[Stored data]
——

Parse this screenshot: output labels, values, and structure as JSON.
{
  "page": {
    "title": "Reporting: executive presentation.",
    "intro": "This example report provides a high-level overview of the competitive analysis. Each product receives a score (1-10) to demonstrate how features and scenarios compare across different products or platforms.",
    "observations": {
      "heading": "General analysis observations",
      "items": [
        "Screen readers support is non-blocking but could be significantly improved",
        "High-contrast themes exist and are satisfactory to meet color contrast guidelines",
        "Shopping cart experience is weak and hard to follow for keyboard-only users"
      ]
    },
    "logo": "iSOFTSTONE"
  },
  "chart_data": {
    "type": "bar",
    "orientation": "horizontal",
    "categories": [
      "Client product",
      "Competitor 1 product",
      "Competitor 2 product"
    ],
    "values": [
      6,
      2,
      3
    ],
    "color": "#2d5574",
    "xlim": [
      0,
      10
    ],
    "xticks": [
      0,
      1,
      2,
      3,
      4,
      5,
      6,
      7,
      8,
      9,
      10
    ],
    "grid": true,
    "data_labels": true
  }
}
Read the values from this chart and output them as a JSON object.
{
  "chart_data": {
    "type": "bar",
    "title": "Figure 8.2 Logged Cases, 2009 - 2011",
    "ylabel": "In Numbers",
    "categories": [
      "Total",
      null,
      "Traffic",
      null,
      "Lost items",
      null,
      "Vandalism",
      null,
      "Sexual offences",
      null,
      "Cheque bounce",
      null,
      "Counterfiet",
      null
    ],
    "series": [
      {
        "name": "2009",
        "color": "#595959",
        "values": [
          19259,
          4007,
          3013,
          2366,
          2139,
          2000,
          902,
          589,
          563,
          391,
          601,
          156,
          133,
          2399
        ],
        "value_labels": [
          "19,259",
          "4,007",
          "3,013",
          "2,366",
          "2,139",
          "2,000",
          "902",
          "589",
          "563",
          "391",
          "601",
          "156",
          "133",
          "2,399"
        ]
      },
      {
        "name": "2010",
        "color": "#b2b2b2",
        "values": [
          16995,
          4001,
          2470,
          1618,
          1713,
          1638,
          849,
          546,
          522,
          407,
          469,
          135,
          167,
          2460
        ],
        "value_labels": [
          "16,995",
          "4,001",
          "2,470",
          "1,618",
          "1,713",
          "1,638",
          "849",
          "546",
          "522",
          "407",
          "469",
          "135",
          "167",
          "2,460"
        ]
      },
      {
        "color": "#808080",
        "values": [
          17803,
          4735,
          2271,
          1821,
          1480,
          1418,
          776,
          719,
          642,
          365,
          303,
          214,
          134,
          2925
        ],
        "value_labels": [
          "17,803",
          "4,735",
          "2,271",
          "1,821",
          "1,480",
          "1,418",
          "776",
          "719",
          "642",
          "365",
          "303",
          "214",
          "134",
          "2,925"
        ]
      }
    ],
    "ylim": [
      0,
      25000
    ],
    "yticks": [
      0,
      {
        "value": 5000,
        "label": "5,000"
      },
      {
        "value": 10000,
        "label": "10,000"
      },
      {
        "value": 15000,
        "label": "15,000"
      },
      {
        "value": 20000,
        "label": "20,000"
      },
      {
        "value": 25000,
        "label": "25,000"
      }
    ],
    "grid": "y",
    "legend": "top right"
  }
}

——

- What the exercise asks -
Reproduce every line of the data verbatim.

- Correct result -
Parse this screenshot: output labels, values, and structure as JSON.
{
  "page": {
    "title": "Reporting: executive presentation.",
    "intro": "This example report provides a high-level overview of the competitive analysis. Each product receives a score (1-10) to demonstrate how features and scenarios compare across different products or platforms.",
    "observations": {
      "heading": "General analysis observations",
      "items": [
        "Screen readers support is non-blocking but could be significantly improved",
        "High-contrast themes exist and are satisfactory to meet color contrast guidelines",
        "Shopping cart experience is weak and hard to follow for keyboard-only users"
      ]
    },
    "logo": "iSOFTSTONE"
  },
  "chart_data": {
    "type": "bar",
    "orientation": "horizontal",
    "categories": [
      "Client product",
      "Competitor 1 product",
      "Competitor 2 product"
    ],
    "values": [
      6,
      2,
      3
    ],
    "color": "#2d5574",
    "xlim": [
      0,
      10
    ],
    "xticks": [
      0,
      1,
      2,
      3,
      4,
      5,
      6,
      7,
      8,
      9,
      10
    ],
    "grid": true,
    "data_labels": true
  }
}
Read the values from this chart and output them as a JSON object.
{
  "chart_data": {
    "type": "bar",
    "title": "Figure 8.2 Logged Cases, 2009 - 2011",
    "ylabel": "In Numbers",
    "categories": [
      "Total",
      null,
      "Traffic",
      null,
      "Lost items",
      null,
      "Vandalism",
      null,
      "Sexual offences",
      null,
      "Cheque bounce",
      null,
      "Counterfiet",
      null
    ],
    "series": [
      {
        "name": "2009",
        "color": "#595959",
        "values": [
          19259,
          4007,
          3013,
          2366,
          2139,
          2000,
          902,
          589,
          563,
          391,
          601,
          156,
          133,
          2399
        ],
        "value_labels": [
          "19,259",
          "4,007",
          "3,013",
          "2,366",
          "2,139",
          "2,000",
          "902",
          "589",
          "563",
          "391",
          "601",
          "156",
          "133",
          "2,399"
        ]
      },
      {
        "name": "2010",
        "color": "#b2b2b2",
        "values": [
          16995,
          4001,
          2470,
          1618,
          1713,
          1638,
          849,
          546,
          522,
          407,
          469,
          135,
          167,
          2460
        ],
        "value_labels": [
          "16,995",
          "4,001",
          "2,470",
          "1,618",
          "1,713",
          "1,638",
          "849",
          "546",
          "522",
          "407",
          "469",
          "135",
          "167",
          "2,460"
        ]
      },
      {
        "color": "#808080",
        "values": [
          17803,
          4735,
          2271,
          1821,
          1480,
          1418,
          776,
          719,
          642,
          365,
          303,
          214,
          134,
          2925
        ],
        "value_labels": [
          "17,803",
          "4,735",
          "2,271",
          "1,821",
          "1,480",
          "1,418",
          "776",
          "719",
          "642",
          "365",
          "303",
          "214",
          "134",
          "2,925"
        ]
      }
    ],
    "ylim": [
      0,
      25000
    ],
    "yticks": [
      0,
      {
        "value": 5000,
        "label": "5,000"
      },
      {
        "value": 10000,
        "label": "10,000"
      },
      {
        "value": 15000,
        "label": "15,000"
      },
      {
        "value": 20000,
        "label": "20,000"
      },
      {
        "value": 25000,
        "label": "25,000"
      }
    ],
    "grid": "y",
    "legend": "top right"
  }
}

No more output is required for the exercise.